**WHAT THE EXERCISE ASKS:** Copy each line below without leaving any out.

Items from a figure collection

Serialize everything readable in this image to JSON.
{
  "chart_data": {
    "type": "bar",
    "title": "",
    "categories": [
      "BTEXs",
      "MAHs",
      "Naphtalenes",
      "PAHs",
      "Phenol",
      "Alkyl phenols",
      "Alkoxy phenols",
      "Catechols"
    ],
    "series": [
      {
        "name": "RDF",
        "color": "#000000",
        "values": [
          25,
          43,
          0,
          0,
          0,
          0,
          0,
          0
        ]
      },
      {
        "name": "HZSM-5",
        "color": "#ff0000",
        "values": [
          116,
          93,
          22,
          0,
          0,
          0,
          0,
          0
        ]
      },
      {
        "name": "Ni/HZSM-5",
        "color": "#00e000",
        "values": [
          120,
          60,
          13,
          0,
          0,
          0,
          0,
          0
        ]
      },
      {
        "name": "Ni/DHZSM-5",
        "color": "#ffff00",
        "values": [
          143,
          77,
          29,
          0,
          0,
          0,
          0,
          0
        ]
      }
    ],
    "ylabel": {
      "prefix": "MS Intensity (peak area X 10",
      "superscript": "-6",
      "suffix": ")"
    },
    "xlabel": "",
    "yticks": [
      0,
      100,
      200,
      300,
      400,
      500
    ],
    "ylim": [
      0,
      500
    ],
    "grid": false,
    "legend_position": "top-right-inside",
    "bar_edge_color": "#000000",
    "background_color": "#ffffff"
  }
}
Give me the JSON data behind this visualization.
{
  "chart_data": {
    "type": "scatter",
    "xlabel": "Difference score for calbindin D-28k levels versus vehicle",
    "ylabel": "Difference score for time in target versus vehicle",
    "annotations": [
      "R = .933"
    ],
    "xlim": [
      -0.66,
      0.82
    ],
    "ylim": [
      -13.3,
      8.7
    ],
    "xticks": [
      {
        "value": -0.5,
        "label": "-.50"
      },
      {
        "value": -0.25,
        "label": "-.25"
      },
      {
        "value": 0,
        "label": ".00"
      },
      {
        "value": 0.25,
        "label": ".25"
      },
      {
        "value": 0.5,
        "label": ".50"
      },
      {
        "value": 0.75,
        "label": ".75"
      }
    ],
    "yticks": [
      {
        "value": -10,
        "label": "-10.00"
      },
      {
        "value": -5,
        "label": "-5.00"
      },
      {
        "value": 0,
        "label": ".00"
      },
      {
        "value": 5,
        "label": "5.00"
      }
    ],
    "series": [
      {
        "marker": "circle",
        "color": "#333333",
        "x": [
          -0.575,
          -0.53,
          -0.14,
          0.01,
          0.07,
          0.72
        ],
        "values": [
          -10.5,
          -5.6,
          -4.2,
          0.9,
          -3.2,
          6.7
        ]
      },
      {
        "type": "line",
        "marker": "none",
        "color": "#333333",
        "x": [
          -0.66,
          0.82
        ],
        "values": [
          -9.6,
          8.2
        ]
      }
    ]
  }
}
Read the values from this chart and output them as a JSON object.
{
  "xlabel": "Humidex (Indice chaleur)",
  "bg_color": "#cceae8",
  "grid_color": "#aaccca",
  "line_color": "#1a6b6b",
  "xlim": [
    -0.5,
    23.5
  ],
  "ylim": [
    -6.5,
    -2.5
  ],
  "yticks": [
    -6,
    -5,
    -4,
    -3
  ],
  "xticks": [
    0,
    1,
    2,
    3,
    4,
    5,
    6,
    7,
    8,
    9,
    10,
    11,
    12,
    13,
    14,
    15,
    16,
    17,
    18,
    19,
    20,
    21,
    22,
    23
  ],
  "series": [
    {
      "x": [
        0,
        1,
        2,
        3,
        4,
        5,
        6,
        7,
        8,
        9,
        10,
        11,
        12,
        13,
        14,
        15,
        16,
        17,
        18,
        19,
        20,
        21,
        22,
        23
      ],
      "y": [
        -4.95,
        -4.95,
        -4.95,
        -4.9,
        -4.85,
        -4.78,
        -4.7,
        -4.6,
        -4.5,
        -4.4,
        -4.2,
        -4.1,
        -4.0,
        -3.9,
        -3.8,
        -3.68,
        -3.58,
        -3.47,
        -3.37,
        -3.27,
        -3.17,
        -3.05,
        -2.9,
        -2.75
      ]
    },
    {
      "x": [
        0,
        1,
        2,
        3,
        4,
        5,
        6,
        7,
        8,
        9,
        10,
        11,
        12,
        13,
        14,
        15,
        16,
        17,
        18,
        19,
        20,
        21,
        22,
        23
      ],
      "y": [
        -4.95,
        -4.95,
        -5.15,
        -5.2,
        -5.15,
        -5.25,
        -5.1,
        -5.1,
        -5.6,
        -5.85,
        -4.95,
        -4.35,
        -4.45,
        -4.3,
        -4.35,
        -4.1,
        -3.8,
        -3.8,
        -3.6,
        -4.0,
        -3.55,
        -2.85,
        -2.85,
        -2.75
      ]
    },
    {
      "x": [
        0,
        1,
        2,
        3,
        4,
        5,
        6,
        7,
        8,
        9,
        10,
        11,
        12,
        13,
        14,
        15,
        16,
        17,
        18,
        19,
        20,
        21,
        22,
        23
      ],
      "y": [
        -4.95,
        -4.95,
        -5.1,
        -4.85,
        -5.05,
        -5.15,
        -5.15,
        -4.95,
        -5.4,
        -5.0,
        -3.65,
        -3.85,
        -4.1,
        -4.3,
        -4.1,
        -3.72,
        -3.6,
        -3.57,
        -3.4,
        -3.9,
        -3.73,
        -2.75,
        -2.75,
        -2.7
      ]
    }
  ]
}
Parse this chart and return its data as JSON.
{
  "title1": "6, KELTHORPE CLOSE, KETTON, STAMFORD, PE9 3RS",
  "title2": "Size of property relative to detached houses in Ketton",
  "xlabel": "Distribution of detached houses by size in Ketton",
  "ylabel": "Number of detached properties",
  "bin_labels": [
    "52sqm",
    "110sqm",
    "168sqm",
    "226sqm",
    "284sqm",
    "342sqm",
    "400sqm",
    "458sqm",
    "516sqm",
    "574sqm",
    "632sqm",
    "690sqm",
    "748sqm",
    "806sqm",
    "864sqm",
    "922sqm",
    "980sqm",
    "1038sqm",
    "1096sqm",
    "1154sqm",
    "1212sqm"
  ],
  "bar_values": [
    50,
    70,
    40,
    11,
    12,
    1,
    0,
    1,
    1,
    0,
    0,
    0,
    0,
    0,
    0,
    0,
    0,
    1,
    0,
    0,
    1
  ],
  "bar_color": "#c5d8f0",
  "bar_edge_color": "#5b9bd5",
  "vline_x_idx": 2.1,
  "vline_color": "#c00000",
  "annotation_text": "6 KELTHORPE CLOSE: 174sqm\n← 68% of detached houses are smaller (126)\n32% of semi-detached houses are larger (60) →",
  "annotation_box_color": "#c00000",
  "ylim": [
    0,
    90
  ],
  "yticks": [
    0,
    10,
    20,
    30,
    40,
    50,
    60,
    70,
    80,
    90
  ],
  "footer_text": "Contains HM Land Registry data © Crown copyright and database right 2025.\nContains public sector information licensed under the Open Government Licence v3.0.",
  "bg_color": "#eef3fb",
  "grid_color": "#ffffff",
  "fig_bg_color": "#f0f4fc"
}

**THE REPLY:**
Serialize everything readable in this image to JSON.
{
  "chart_data": {
    "type": "bar",
    "title": "",
    "categories": [
      "BTEXs",
      "MAHs",
      "Naphtalenes",
      "PAHs",
      "Phenol",
      "Alkyl phenols",
      "Alkoxy phenols",
      "Catechols"
    ],
    "series": [
      {
        "name": "RDF",
        "color": "#000000",
        "values": [
          25,
          43,
          0,
          0,
          0,
          0,
          0,
          0
        ]
      },
      {
        "name": "HZSM-5",
        "color": "#ff0000",
        "values": [
          116,
          93,
          22,
          0,
          0,
          0,
          0,
          0
        ]
      },
      {
        "name": "Ni/HZSM-5",
        "color": "#00e000",
        "values": [
          120,
          60,
          13,
          0,
          0,
          0,
          0,
          0
        ]
      },
      {
        "name": "Ni/DHZSM-5",
        "color": "#ffff00",
        "values": [
          143,
          77,
          29,
          0,
          0,
          0,
          0,
          0
        ]
      }
    ],
    "ylabel": {
      "prefix": "MS Intensity (peak area X 10",
      "superscript": "-6",
      "suffix": ")"
    },
    "xlabel": "",
    "yticks": [
      0,
      100,
      200,
      300,
      400,
      500
    ],
    "ylim": [
      0,
      500
    ],
    "grid": false,
    "legend_position": "top-right-inside",
    "bar_edge_color": "#000000",
    "background_color": "#ffffff"
  }
}
Give me the JSON data behind this visualization.
{
  "chart_data": {
    "type": "scatter",
    "xlabel": "Difference score for calbindin D-28k levels versus vehicle",
    "ylabel": "Difference score for time in target versus vehicle",
    "annotations": [
      "R = .933"
    ],
    "xlim": [
      -0.66,
      0.82
    ],
    "ylim": [
      -13.3,
      8.7
    ],
    "xticks": [
      {
        "value": -0.5,
        "label": "-.50"
      },
      {
        "value": -0.25,
        "label": "-.25"
      },
      {
        "value": 0,
        "label": ".00"
      },
      {
        "value": 0.25,
        "label": ".25"
      },
      {
        "value": 0.5,
        "label": ".50"
      },
      {
        "value": 0.75,
        "label": ".75"
      }
    ],
    "yticks": [
      {
        "value": -10,
        "label": "-10.00"
      },
      {
        "value": -5,
        "label": "-5.00"
      },
      {
        "value": 0,
        "label": ".00"
      },
      {
        "value": 5,
        "label": "5.00"
      }
    ],
    "series": [
      {
        "marker": "circle",
        "color": "#333333",
        "x": [
          -0.575,
          -0.53,
          -0.14,
          0.01,
          0.07,
          0.72
        ],
        "values": [
          -10.5,
          -5.6,
          -4.2,
          0.9,
          -3.2,
          6.7
        ]
      },
      {
        "type": "line",
        "marker": "none",
        "color": "#333333",
        "x": [
          -0.66,
          0.82
        ],
        "values": [
          -9.6,
          8.2
        ]
      }
    ]
  }
}
Read the values from this chart and output them as a JSON object.
{
  "xlabel": "Humidex (Indice chaleur)",
  "bg_color": "#cceae8",
  "grid_color": "#aaccca",
  "line_color": "#1a6b6b",
  "xlim": [
    -0.5,
    23.5
  ],
  "ylim": [
    -6.5,
    -2.5
  ],
  "yticks": [
    -6,
    -5,
    -4,
    -3
  ],
  "xticks": [
    0,
    1,
    2,
    3,
    4,
    5,
    6,
    7,
    8,
    9,
    10,
    11,
    12,
    13,
    14,
    15,
    16,
    17,
    18,
    19,
    20,
    21,
    22,
    23
  ],
  "series": [
    {
      "x": [
        0,
        1,
        2,
        3,
        4,
        5,
        6,
        7,
        8,
        9,
        10,
        11,
        12,
        13,
        14,
        15,
        16,
        17,
        18,
        19,
        20,
        21,
        22,
        23
      ],
      "y": [
        -4.95,
        -4.95,
        -4.95,
        -4.9,
        -4.85,
        -4.78,
        -4.7,
        -4.6,
        -4.5,
        -4.4,
        -4.2,
        -4.1,
        -4.0,
        -3.9,
        -3.8,
        -3.68,
        -3.58,
        -3.47,
        -3.37,
        -3.27,
        -3.17,
        -3.05,
        -2.9,
        -2.75
      ]
    },
    {
      "x": [
        0,
        1,
        2,
        3,
        4,
        5,
        6,
        7,
        8,
        9,
        10,
        11,
        12,
        13,
        14,
        15,
        16,
        17,
        18,
        19,
        20,
        21,
        22,
        23
      ],
      "y": [
        -4.95,
        -4.95,
        -5.15,
        -5.2,
        -5.15,
        -5.25,
        -5.1,
        -5.1,
        -5.6,
        -5.85,
        -4.95,
        -4.35,
        -4.45,
        -4.3,
        -4.35,
        -4.1,
        -3.8,
        -3.8,
        -3.6,
        -4.0,
        -3.55,
        -2.85,
        -2.85,
        -2.75
      ]
    },
    {
      "x": [
        0,
        1,
        2,
        3,
        4,
        5,
        6,
        7,
        8,
        9,
        10,
        11,
        12,
        13,
        14,
        15,
        16,
        17,
        18,
        19,
        20,
        21,
        22,
        23
      ],
      "y": [
        -4.95,
        -4.95,
        -5.1,
        -4.85,
        -5.05,
        -5.15,
        -5.15,
        -4.95,
        -5.4,
        -5.0,
        -3.65,
        -3.85,
        -4.1,
        -4.3,
        -4.1,
        -3.72,
        -3.6,
        -3.57,
        -3.4,
        -3.9,
        -3.73,
        -2.75,
        -2.75,
        -2.7
      ]
    }
  ]
}
Parse this chart and return its data as JSON.
{
  "title1": "6, KELTHORPE CLOSE, KETTON, STAMFORD, PE9 3RS",
  "title2": "Size of property relative to detached houses in Ketton",
  "xlabel": "Distribution of detached houses by size in Ketton",
  "ylabel": "Number of detached properties",
  "bin_labels": [
    "52sqm",
    "110sqm",
    "168sqm",
    "226sqm",
    "284sqm",
    "342sqm",
    "400sqm",
    "458sqm",
    "516sqm",
    "574sqm",
    "632sqm",
    "690sqm",
    "748sqm",
    "806sqm",
    "864sqm",
    "922sqm",
    "980sqm",
    "1038sqm",
    "1096sqm",
    "1154sqm",
    "1212sqm"
  ],
  "bar_values": [
    50,
    70,
    40,
    11,
    12,
    1,
    0,
    1,
    1,
    0,
    0,
    0,
    0,
    0,
    0,
    0,
    0,
    1,
    0,
    0,
    1
  ],
  "bar_color": "#c5d8f0",
  "bar_edge_color": "#5b9bd5",
  "vline_x_idx": 2.1,
  "vline_color": "#c00000",
  "annotation_text": "6 KELTHORPE CLOSE: 174sqm\n← 68% of detached houses are smaller (126)\n32% of semi-detached houses are larger (60) →",
  "annotation_box_color": "#c00000",
  "ylim": [
    0,
    90
  ],
  "yticks": [
    0,
    10,
    20,
    30,
    40,
    50,
    60,
    70,
    80,
    90
  ],
  "footer_text": "Contains HM Land Registry data © Crown copyright and database right 2025.\nContains public sector information licensed under the Open Government Licence v3.0.",
  "bg_color": "#eef3fb",
  "grid_color": "#ffffff",
  "fig_bg_color": "#f0f4fc"
}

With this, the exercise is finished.